* TASK DESCRIPTION
Which lines contain the string "data"? Please list every one of them.
┏━━
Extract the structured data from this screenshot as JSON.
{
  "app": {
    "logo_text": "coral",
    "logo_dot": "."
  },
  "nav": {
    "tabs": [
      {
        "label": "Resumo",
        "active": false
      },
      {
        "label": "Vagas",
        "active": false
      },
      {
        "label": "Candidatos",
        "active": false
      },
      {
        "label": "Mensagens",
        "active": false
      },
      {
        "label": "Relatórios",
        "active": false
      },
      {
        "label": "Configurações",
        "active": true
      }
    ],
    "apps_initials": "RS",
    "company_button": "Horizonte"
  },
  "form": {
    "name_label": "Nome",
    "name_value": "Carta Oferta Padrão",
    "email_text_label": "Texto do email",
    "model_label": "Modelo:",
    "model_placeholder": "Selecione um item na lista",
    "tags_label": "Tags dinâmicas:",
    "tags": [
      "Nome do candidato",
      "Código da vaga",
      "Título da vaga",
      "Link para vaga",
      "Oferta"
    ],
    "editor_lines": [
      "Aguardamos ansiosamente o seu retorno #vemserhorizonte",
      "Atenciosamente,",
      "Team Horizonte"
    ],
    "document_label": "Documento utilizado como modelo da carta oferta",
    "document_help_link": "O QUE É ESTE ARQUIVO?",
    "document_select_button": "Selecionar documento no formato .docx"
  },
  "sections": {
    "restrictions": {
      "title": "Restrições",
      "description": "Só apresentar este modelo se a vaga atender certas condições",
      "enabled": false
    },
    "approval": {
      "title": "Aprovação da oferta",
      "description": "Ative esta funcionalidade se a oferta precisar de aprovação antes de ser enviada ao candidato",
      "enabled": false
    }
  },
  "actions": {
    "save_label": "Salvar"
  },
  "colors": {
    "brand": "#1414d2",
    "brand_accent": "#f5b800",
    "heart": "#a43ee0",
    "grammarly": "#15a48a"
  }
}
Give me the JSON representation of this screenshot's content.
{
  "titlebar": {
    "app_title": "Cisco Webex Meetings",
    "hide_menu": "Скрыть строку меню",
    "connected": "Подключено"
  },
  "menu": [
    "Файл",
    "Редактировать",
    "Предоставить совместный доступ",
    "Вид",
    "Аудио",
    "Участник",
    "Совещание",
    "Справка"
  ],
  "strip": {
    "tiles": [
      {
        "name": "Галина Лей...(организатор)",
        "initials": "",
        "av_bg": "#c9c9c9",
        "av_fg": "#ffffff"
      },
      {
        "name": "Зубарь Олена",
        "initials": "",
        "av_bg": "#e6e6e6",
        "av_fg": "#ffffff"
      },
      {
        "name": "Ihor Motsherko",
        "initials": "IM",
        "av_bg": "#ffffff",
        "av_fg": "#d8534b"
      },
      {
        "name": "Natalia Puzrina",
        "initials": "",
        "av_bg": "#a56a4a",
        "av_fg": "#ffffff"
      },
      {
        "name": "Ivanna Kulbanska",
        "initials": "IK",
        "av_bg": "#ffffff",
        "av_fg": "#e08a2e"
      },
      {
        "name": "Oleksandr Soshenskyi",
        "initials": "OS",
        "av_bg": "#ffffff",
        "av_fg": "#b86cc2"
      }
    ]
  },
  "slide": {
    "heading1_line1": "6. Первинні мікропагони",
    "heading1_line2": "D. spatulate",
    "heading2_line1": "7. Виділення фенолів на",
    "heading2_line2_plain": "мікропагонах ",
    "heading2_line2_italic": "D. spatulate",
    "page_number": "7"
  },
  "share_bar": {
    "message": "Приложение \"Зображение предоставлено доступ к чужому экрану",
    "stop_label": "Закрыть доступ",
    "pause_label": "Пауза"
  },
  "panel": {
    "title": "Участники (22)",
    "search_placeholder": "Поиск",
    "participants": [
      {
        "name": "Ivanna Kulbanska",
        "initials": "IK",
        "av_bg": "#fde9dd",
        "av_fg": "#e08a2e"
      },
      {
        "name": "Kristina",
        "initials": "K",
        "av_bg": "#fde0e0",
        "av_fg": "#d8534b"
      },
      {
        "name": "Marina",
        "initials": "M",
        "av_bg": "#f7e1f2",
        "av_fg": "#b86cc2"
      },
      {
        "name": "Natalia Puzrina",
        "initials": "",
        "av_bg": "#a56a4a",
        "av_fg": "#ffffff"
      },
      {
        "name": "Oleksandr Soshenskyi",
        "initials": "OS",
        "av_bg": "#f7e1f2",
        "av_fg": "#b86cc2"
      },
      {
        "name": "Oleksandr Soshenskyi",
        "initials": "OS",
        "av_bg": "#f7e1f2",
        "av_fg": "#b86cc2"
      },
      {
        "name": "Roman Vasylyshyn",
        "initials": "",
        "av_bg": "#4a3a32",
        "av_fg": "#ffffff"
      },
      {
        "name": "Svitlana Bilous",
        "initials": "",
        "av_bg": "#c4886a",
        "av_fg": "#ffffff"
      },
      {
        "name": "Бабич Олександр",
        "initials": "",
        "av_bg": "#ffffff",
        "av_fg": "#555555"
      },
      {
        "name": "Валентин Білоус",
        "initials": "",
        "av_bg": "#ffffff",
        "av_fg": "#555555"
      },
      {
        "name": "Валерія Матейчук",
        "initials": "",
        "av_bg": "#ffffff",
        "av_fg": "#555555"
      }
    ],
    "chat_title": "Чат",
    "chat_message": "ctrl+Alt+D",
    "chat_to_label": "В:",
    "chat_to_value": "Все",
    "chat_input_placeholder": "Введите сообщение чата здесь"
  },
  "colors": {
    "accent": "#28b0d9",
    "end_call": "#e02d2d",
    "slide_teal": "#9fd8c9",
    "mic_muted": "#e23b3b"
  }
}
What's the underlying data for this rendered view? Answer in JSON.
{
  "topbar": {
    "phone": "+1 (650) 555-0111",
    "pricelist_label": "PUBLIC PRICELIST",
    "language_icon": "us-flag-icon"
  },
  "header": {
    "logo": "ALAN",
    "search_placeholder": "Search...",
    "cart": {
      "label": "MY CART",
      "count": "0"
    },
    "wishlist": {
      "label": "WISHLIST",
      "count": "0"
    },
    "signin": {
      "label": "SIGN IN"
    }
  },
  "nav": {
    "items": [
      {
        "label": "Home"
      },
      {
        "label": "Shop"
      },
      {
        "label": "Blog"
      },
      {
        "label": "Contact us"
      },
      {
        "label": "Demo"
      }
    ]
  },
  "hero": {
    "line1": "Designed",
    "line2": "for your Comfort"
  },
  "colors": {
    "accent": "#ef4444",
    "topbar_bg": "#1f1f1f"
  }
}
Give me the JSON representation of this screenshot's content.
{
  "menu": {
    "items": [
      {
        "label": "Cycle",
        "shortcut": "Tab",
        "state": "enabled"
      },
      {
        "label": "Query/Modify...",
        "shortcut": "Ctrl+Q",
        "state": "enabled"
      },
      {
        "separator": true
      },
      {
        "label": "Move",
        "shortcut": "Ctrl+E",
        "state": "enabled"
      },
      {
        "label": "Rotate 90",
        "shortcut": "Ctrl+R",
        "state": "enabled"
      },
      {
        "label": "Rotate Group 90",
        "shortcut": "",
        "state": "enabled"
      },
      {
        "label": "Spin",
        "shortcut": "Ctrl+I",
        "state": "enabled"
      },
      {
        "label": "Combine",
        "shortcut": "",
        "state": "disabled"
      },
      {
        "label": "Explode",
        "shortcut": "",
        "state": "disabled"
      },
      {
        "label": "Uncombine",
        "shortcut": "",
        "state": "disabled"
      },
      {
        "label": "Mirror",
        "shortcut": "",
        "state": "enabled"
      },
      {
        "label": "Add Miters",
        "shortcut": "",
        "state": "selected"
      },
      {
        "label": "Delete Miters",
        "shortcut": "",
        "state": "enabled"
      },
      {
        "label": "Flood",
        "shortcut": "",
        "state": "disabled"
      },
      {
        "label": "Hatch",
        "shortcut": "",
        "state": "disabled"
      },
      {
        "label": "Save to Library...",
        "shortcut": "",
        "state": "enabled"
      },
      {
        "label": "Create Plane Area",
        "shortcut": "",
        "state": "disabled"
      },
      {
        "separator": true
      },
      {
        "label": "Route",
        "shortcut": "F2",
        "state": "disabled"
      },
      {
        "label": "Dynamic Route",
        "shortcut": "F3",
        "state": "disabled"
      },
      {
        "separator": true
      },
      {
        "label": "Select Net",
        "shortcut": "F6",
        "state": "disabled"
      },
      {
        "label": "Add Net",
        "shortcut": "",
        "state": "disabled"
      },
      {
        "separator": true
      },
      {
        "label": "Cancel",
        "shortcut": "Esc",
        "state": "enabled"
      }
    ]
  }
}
┗━━
* TASK ANSWER
Extract the structured data from this screenshot as JSON.
What's the underlying data for this rendered view? Answer in JSON.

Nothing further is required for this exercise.